I loved in Twins when Arnold saw a poster of Stallone for Cobra and tried comparing his physique to him and said, "Nah," like he didn't measure up to Stallone.
@@ashleywilliams1060 - Always interpreted that as the complete opposite, Arnold waving off Stallone as not measuring up to him. th-cam.com/video/soiaEPpFYAw/w-d-xo.html
This is where the line between sweet dreams and nightmares becomes blurred. It would be fun to have heros come out of movies, but it would be downright scary for villians to come out of movies.
Especially archvillains like Thanos or movie monsters like the xenomorphs. On the other hand I am curious - would few different Hannibal Lecters work together or fight each other?
On top of that, I love the overlooked idea that if it's an over the top movie, villains will be over the top too: the film is PG-13, kids won't die and stuff... but that doesn't mean the character hasn't done the most messed up stuff off-screen ("I've killed people far wiser and younger than you"); the only thing saving Danny from death/harm in the house scene is (literally) "plot armor" provided by rating.
@@toro5280 I guess that depends on the circumstances: if there is an interesting foe to defeat? Yes. If they are brought togheter to chit char about life and music? They would probably end up killing each other out of boredom.
Something that took me forever to notice is that the henchmen aren't wearing squibs, so when they're shot, they just rattle around and fall over, no bullet holes or blood or anything.
@@Emilysbrother1 I mean, eventually every action franchise that starts with hardcore action needs the money of the general market... which means aiming for a lower rating (even today that's one of the reasons super hero films started in the PG zone, much to several fans' dismay, and didn't dare to go into R ratings, until several experiments proved they weren't a commercial disaster, because there is enough audience today to make a profit). How times and stereotypes of ratings change :P.
John McTiernan didn't direct many films but some are classics. Predator, Die Hard, The Hunt For Red October, Last Action Hero and Die Hard With A Vengeance.
And this one, which is great. Then again, he did Rollerball, which would have blown a hole through any lesser directors career big enough to jump a bus through.
@@oscardiggs246 Rollerball was taken out of his hands, the script, the production, etc. - that's what caused the issues with the fbi, because he taped phone conversations that were people talking about how the FFFed him over with the Rollerball movie and were forcing him to direct it even though he didn't approve of anything being done with it
I remember this was in the theaters when Jurassic Park was, and it did not fair well. Partly because of Jurassic Park, but also because people did not seem to get that it was a parody of itself and all action movies, as well as Arnold Schwartzenegger. I loved this from the time I saw it in the theater, to the plethora of times I have watched it since. I find myself paraphrasing and quoting this movie quite often. I believe it to be one of those gems that people need to experience at some point in their life. And Charles Dance as the villain is one of my all time villain roles. He was so amazing, and I love when he breaks the fourth wall and does his monologue about "if God were a villain... he'd be me."

▶ **Stored data**:

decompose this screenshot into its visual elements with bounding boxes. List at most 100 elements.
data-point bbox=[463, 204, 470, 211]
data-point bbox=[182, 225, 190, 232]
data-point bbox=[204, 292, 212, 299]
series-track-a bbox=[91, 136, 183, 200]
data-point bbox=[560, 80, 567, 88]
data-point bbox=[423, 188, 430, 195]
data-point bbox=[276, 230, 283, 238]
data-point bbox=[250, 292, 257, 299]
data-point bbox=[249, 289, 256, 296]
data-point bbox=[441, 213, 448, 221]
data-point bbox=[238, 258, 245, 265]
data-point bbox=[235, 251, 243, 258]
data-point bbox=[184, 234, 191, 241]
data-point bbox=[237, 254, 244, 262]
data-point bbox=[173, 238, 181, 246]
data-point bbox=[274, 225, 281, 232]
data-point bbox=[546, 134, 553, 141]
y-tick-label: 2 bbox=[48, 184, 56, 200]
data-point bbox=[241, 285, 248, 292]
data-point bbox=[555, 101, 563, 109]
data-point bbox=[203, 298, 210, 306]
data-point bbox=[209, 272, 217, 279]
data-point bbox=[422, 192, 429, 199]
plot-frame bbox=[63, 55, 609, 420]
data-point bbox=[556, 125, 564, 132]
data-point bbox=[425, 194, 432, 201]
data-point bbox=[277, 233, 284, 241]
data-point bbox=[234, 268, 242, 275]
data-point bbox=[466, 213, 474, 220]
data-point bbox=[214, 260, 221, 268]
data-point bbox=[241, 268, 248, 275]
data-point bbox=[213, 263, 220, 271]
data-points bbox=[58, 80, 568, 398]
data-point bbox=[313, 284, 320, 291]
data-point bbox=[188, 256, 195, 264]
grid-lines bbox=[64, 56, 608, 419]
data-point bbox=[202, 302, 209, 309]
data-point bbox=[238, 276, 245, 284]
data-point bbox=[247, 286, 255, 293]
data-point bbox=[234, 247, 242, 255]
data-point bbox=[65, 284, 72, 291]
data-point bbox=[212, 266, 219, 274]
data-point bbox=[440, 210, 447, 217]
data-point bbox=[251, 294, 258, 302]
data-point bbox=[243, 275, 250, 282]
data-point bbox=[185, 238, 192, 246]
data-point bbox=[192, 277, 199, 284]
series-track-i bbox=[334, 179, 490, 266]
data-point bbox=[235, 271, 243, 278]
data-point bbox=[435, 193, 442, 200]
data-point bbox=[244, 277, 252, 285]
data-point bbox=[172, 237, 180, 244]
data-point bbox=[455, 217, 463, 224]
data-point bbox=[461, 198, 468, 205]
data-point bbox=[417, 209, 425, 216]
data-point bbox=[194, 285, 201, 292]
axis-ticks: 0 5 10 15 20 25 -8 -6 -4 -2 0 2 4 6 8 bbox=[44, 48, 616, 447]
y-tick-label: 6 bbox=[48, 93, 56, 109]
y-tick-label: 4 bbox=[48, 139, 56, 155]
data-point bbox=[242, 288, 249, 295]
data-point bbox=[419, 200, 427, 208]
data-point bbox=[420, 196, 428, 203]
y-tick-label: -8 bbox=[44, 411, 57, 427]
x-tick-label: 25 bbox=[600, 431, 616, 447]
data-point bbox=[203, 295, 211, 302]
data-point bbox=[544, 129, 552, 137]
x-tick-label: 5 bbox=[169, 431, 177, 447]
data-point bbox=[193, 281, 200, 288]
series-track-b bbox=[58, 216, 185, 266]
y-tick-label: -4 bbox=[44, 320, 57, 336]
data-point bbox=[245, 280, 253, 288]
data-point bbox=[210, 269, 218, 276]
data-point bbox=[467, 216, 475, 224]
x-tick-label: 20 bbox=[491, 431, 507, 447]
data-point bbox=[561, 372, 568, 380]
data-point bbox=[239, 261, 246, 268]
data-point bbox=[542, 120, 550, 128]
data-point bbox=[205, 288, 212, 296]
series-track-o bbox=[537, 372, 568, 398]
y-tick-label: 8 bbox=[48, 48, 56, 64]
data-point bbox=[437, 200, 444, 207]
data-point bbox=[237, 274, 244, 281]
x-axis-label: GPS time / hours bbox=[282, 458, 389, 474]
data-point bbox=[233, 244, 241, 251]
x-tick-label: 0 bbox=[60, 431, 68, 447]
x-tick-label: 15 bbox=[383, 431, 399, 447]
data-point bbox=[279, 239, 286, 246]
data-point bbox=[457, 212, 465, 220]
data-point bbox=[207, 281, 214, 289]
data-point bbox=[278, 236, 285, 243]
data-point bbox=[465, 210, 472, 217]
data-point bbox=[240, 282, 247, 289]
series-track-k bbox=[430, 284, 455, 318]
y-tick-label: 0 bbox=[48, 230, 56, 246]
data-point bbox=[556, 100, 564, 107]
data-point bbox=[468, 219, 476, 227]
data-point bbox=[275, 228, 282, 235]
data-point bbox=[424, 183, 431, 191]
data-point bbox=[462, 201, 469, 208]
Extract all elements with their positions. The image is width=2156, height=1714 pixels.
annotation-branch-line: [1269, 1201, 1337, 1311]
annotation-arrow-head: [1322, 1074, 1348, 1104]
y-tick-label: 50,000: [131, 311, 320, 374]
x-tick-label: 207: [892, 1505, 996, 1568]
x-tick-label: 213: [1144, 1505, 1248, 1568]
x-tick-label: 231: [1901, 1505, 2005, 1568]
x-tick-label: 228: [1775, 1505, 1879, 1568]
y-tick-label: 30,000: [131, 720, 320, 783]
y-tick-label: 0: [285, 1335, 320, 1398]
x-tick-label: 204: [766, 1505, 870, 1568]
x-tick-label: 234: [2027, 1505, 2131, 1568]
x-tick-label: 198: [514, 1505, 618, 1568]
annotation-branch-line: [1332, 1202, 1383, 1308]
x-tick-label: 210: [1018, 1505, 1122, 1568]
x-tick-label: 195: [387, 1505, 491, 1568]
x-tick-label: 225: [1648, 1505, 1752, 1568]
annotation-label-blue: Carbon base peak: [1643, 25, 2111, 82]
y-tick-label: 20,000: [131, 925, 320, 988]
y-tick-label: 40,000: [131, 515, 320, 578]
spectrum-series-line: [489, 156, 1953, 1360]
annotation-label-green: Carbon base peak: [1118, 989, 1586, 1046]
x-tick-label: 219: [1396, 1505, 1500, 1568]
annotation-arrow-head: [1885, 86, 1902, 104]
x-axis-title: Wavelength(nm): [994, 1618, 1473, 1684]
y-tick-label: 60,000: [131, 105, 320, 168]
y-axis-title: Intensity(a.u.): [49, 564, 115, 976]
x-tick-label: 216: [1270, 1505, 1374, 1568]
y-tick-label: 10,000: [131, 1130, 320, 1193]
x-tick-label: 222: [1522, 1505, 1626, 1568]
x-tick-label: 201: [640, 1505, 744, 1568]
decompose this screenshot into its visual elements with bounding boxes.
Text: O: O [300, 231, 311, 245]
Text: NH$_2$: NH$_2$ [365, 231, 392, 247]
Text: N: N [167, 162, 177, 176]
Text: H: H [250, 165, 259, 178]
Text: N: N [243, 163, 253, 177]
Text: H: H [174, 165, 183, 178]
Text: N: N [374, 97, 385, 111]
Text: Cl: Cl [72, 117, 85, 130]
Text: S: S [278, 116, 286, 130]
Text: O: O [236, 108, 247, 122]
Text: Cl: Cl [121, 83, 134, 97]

▶ **Your objective**: Carry the viewer comments about the Schwarzenegger action parody further by adding a few more comments in the same casual style, starting after the last one shown.

▶ **Written response**:
@@alanbixler6131 How can someone say something so insanely idiotic with such confidence? 7 years? Do you not know how to use Google? Do you even know how to count?!? They are both Summer of 1993 movies, and this came out literally like A WEEK AFTER "Jurassic Park." I should know, I saw them both in theaters that summer. 🤦♂️🤦♂️
@@oscardiggs246 I remember seeing this movie in high school and seeing Jurassic Park while I was in the army, so I have a weird separation in memory. Sorry, not a robot. Just got my wires crossed.
You could tell that the actors must have had huge fun doing this, like Ian McKellen as Death saying, "I don't do fiction. Not my field." It's a very underrated comedy. I think people didn’t know how to take it when it came out, which is too bad.
I'm glad you enjoyed it. At this time, his kids were afraid of him becoming the the T-800 from Terminator. It was at that moment that he realized that most of his films to this point weren't kid friendly, and that he wanted to try and branch out a little bit more to distance himself from that image.
Originally from Germany, Braunschweiger is a type of sausage made from ground pork livers, along with other pork scraps, then blended with various seasonings and ground into a smooth texture then stuffed into a casing that is typically smoked.
@@nickinderrieden7630 Arnold Sausageman, ok, that's funny too. I always thought of it as a play on colors, schwarz and braun, as in German for black and brown, I honestly just now realized he didn't call himself Braunsnegger!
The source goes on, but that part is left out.